┌──

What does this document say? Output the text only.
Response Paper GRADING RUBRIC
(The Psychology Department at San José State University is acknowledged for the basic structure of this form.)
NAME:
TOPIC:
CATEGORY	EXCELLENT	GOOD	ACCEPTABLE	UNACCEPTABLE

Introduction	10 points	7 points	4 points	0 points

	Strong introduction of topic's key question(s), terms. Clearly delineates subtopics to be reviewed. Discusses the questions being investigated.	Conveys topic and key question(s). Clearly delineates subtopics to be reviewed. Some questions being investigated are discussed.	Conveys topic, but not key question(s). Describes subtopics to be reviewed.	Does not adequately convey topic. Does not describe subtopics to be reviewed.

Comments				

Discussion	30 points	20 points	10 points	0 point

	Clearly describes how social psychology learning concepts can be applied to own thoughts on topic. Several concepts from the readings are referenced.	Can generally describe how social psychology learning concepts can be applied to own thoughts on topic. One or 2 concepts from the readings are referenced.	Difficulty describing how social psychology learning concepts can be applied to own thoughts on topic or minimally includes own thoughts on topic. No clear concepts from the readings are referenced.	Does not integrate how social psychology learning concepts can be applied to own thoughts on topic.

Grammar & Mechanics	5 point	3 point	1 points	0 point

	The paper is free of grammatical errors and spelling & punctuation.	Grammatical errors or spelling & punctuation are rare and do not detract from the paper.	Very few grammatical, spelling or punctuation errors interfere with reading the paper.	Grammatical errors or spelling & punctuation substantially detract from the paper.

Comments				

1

└──

> [Problem requirements]: Repeat the listing above without any change.

> [Task response]:
What does this document say? Output the text only.
Response Paper GRADING RUBRIC
(The Psychology Department at San José State University is acknowledged for the basic structure of this form.)
NAME:
TOPIC:
CATEGORY	EXCELLENT	GOOD	ACCEPTABLE	UNACCEPTABLE

Introduction	10 points	7 points	4 points	0 points

	Strong introduction of topic's key question(s), terms. Clearly delineates subtopics to be reviewed. Discusses the questions being investigated.	Conveys topic and key question(s). Clearly delineates subtopics to be reviewed. Some questions being investigated are discussed.	Conveys topic, but not key question(s). Describes subtopics to be reviewed.	Does not adequately convey topic. Does not describe subtopics to be reviewed.

Comments				

Discussion	30 points	20 points	10 points	0 point

	Clearly describes how social psychology learning concepts can be applied to own thoughts on topic. Several concepts from the readings are referenced.	Can generally describe how social psychology learning concepts can be applied to own thoughts on topic. One or 2 concepts from the readings are referenced.	Difficulty describing how social psychology learning concepts can be applied to own thoughts on topic or minimally includes own thoughts on topic. No clear concepts from the readings are referenced.	Does not integrate how social psychology learning concepts can be applied to own thoughts on topic.

Grammar & Mechanics	5 point	3 point	1 points	0 point

	The paper is free of grammatical errors and spelling & punctuation.	Grammatical errors or spelling & punctuation are rare and do not detract from the paper.	Very few grammatical, spelling or punctuation errors interfere with reading the paper.	Grammatical errors or spelling & punctuation substantially detract from the paper.

Comments				

1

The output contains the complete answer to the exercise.